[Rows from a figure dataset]
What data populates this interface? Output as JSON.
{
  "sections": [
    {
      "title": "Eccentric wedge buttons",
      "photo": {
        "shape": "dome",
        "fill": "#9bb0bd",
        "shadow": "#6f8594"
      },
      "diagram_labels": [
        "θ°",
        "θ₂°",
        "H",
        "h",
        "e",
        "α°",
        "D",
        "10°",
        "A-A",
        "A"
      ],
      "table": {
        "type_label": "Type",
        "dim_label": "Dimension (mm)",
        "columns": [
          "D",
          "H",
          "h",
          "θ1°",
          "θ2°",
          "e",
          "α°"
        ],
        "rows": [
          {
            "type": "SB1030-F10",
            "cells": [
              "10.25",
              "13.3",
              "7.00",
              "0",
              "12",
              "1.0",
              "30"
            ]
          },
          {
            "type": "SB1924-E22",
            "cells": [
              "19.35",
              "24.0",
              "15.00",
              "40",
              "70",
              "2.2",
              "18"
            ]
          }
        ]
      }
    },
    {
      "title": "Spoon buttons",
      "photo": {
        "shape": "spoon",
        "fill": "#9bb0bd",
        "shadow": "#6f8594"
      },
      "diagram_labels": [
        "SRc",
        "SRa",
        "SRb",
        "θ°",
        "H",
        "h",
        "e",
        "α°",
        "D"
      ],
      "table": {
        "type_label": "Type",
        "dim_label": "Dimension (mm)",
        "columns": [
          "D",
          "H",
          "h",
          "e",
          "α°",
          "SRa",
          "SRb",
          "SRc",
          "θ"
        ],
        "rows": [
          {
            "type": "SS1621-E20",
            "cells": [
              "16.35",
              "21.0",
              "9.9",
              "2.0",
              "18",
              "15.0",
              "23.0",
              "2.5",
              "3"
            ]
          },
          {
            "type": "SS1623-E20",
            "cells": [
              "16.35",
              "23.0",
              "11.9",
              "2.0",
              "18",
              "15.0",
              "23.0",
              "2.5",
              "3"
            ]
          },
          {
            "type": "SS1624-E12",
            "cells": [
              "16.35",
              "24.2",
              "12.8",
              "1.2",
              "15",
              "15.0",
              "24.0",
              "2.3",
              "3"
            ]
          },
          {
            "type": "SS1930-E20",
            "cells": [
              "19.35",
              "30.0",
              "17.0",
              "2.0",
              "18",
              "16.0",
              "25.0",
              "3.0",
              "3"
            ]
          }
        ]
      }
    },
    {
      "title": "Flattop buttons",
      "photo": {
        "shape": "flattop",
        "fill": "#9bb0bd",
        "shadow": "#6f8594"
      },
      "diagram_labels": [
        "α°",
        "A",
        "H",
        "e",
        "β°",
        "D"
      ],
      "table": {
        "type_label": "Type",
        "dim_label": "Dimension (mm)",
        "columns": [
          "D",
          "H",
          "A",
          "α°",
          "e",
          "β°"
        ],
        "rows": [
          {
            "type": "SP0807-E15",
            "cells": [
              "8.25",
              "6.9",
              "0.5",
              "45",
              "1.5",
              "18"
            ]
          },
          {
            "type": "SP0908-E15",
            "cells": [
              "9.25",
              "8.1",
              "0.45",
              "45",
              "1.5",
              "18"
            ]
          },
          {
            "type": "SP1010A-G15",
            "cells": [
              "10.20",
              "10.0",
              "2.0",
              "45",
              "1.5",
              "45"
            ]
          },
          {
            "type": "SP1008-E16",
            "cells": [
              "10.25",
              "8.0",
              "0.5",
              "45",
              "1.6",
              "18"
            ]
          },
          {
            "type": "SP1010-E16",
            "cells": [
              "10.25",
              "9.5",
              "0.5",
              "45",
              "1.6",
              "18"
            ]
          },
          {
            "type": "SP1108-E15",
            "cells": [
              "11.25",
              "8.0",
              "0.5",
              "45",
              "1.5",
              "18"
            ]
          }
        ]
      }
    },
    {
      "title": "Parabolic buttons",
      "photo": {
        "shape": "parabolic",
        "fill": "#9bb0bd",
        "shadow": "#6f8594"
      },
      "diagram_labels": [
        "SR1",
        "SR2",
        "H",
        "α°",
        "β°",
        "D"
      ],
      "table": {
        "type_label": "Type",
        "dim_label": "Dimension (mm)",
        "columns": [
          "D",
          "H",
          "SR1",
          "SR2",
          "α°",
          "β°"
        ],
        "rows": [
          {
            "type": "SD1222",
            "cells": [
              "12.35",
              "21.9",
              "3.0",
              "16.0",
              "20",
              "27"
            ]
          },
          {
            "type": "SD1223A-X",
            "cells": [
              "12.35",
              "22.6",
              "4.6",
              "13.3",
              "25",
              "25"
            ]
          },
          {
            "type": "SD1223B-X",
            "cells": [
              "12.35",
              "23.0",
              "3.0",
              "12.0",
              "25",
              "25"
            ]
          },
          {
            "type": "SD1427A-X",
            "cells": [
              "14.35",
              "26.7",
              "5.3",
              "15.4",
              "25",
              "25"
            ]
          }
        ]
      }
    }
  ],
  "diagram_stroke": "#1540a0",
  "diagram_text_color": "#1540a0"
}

- [Aim]:
In the material above, find each line that contains the word "title", and select it.

- [Result]:
      "title": "Eccentric wedge buttons",
      "title": "Spoon buttons",
      "title": "Flattop buttons",
      "title": "Parabolic buttons",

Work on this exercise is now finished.